--- Input rows ---
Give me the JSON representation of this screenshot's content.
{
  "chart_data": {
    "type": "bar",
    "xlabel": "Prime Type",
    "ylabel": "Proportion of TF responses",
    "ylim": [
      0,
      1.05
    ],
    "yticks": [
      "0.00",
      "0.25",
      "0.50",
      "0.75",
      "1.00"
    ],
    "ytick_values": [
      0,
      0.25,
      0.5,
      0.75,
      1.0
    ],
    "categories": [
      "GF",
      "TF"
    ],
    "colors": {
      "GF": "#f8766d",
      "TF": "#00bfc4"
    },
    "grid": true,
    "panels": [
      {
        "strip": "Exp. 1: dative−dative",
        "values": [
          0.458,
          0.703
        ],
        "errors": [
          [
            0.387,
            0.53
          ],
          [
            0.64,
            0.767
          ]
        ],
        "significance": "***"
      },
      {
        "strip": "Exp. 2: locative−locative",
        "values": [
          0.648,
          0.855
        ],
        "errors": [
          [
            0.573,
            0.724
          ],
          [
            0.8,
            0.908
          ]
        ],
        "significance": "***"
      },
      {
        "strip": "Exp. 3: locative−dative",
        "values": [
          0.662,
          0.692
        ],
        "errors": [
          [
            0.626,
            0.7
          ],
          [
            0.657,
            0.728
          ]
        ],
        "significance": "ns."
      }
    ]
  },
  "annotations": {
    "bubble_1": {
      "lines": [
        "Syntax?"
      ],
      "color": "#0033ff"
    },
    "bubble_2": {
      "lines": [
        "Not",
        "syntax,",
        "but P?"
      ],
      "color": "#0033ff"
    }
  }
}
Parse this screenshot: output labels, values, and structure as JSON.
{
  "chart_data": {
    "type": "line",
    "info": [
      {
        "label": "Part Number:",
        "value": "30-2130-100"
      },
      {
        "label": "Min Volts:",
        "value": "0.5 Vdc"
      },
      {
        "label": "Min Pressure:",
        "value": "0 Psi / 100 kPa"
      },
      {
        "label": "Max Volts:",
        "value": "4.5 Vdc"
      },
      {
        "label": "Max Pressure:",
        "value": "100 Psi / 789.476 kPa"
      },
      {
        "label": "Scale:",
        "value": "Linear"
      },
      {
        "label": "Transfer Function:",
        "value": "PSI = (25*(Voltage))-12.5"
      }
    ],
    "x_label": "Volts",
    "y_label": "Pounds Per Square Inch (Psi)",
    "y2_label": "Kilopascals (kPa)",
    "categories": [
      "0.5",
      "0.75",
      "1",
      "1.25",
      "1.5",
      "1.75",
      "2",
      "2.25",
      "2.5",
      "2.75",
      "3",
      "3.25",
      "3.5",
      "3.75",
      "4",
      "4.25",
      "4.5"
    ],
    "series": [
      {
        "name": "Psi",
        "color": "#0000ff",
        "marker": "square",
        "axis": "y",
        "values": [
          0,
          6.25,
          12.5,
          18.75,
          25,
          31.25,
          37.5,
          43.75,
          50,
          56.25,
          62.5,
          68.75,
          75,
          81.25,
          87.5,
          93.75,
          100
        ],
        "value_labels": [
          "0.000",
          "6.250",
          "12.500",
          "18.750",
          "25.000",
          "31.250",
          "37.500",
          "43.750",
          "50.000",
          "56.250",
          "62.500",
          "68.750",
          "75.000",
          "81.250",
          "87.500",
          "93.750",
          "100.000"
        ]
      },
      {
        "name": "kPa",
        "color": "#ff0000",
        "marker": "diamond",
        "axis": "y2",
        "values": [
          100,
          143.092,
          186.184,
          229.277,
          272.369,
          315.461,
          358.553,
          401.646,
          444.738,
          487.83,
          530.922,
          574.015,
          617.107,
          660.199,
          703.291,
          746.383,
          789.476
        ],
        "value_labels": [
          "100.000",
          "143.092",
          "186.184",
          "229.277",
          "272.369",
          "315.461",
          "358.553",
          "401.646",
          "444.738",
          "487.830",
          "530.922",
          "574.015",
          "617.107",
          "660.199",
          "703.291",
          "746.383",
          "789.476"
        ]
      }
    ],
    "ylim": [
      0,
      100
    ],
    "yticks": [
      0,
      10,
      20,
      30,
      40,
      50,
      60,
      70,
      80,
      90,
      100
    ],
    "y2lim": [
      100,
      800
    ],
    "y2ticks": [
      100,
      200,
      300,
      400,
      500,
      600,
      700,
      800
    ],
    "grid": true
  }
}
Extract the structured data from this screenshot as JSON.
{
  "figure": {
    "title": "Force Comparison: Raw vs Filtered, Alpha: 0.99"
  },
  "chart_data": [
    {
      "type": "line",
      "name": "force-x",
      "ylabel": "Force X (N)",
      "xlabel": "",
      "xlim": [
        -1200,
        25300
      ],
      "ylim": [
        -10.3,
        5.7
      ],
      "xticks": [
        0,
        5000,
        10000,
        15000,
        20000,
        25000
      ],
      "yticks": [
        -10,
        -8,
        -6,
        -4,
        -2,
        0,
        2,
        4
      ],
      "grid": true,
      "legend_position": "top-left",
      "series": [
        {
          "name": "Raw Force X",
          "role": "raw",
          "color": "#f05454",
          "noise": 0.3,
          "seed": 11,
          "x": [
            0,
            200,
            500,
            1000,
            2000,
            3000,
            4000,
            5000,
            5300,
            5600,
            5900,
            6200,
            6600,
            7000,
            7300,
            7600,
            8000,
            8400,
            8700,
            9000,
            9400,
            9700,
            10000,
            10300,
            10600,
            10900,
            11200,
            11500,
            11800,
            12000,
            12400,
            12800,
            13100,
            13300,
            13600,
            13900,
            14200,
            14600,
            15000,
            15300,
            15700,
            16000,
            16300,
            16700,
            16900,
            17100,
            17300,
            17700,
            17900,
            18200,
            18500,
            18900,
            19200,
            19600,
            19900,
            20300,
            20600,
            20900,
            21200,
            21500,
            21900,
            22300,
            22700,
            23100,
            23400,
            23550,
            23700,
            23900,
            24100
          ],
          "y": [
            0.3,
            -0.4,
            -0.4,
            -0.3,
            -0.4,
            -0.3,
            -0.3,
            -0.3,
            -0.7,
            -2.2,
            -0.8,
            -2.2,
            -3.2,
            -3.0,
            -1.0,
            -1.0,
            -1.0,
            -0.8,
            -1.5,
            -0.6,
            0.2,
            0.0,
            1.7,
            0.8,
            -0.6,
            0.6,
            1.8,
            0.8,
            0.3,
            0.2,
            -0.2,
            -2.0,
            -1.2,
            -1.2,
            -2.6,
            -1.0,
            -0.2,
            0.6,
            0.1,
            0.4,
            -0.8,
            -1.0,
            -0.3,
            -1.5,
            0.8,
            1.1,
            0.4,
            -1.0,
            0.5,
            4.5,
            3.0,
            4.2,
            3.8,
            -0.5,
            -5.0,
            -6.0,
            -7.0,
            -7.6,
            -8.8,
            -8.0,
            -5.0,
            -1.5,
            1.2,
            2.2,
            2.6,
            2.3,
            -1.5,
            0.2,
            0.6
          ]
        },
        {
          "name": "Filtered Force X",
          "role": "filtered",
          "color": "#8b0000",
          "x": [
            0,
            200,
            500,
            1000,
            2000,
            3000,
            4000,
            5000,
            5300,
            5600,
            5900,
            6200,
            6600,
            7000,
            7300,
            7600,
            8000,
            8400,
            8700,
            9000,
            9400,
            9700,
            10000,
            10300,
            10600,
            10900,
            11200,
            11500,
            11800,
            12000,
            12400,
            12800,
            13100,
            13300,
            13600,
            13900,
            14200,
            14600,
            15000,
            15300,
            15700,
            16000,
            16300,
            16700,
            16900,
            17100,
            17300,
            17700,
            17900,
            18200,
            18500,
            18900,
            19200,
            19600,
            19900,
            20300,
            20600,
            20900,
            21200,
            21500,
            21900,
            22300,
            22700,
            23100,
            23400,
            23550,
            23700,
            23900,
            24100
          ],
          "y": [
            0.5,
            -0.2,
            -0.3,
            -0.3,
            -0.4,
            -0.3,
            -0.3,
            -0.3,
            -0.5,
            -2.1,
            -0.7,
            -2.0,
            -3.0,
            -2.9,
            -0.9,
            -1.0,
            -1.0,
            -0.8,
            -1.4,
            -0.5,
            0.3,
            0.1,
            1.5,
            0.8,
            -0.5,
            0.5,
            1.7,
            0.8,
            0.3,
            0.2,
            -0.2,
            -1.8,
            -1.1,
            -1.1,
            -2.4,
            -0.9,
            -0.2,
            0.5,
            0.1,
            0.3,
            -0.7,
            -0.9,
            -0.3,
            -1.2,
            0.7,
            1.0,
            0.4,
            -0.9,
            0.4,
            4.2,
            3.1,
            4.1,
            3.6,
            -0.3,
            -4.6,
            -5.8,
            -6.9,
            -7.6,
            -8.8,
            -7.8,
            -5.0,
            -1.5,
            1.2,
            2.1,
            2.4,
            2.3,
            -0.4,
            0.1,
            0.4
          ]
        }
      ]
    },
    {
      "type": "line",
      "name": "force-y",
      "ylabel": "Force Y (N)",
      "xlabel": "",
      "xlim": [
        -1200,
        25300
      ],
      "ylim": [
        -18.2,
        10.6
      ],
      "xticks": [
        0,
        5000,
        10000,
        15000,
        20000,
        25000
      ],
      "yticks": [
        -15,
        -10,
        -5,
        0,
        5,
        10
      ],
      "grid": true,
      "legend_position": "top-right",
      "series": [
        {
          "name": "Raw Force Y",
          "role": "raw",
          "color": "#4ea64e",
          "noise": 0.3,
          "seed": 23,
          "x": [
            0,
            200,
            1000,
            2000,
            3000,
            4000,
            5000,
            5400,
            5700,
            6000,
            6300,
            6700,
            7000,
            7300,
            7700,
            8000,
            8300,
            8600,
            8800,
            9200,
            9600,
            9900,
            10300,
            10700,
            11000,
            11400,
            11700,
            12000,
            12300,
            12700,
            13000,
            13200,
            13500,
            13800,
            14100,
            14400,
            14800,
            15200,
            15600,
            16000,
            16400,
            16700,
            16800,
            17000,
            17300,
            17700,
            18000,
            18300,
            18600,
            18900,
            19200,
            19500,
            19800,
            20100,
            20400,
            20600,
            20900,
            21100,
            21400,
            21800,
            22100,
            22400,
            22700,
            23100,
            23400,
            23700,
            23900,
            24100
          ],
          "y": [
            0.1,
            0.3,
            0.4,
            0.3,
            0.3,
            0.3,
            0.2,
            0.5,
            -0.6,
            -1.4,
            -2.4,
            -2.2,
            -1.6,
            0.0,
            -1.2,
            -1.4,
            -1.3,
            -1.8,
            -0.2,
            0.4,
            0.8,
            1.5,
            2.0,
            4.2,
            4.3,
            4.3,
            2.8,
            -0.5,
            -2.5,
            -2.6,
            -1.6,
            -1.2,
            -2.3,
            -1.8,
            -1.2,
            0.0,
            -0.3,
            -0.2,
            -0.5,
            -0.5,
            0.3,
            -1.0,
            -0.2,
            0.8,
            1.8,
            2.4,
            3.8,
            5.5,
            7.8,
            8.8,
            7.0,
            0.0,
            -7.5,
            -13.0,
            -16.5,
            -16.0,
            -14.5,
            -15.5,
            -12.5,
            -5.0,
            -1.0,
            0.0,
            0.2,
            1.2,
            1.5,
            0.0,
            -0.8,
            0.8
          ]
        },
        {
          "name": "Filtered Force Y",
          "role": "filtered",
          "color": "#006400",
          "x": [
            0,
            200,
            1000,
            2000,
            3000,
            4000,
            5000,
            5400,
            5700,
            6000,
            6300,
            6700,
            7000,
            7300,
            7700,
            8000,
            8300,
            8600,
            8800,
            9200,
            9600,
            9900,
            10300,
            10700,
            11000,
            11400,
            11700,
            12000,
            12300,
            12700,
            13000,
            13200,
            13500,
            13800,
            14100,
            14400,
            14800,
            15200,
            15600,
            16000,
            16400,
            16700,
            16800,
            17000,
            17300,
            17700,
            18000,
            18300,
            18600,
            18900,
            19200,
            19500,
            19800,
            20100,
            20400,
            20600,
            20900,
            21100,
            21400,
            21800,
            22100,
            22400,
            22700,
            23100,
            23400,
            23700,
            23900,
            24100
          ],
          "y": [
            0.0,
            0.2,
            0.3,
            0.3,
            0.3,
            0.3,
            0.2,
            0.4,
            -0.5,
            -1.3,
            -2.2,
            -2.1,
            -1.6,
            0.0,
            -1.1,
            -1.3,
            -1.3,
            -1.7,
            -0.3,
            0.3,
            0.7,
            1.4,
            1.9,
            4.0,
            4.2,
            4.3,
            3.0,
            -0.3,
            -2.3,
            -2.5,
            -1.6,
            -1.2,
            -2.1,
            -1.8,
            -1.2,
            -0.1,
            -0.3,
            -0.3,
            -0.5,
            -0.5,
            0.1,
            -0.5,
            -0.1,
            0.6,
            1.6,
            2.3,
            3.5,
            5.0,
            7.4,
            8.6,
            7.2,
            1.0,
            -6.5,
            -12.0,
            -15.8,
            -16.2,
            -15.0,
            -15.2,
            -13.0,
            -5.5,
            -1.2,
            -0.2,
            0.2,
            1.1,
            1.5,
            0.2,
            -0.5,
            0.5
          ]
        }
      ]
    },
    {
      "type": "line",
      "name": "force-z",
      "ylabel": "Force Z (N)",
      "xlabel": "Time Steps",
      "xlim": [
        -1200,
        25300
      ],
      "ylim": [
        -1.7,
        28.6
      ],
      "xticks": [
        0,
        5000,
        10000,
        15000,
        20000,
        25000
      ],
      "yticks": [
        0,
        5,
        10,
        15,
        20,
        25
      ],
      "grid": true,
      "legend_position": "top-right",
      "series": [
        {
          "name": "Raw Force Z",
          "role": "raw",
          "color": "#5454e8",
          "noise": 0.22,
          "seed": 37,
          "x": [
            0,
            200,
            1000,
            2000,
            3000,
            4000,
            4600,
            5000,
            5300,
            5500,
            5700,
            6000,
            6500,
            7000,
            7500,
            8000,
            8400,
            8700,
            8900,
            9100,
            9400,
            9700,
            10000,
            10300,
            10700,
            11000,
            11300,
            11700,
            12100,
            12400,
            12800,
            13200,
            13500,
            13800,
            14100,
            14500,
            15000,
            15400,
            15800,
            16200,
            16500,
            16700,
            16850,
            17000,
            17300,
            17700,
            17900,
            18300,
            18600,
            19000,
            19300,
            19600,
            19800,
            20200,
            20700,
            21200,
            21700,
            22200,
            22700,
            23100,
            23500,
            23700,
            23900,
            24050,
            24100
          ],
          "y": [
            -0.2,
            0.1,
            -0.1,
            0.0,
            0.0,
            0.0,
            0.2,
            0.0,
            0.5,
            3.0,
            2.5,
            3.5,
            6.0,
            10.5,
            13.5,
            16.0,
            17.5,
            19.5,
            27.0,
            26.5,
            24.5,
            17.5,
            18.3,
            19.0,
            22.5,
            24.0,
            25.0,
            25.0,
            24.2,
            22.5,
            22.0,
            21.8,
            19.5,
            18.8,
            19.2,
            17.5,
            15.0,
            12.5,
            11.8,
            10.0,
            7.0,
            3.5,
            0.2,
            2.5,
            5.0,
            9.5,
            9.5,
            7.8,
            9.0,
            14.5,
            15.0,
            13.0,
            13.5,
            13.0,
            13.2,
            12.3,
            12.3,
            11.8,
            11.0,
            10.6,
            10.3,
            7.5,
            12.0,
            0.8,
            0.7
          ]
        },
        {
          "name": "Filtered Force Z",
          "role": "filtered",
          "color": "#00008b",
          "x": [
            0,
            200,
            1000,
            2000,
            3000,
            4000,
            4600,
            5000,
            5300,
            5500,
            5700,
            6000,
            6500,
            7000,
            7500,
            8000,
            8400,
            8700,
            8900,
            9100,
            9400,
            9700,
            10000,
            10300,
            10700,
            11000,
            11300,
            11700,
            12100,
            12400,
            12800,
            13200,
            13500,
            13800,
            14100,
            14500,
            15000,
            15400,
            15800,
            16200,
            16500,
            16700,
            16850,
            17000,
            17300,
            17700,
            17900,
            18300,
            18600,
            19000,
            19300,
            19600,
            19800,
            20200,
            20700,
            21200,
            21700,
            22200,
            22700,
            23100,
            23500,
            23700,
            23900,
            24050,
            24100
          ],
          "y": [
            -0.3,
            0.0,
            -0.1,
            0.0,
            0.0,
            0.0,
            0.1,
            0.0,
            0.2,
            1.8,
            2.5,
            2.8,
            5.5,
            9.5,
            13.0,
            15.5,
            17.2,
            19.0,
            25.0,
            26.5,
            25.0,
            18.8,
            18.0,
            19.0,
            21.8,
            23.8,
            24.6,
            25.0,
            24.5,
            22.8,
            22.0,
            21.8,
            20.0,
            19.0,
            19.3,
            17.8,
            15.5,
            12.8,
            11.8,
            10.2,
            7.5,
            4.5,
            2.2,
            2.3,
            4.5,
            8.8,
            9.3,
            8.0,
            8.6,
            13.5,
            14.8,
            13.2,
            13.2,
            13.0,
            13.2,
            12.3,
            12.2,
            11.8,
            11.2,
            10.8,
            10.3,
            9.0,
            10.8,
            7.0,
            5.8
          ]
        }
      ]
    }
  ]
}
---
#### Exercise:
In the records above, locate each line with the word "dative". Copy all such lines.

#### Worked solution:
        "strip": "Exp. 1: dative−dative",
        "strip": "Exp. 3: locative−dative",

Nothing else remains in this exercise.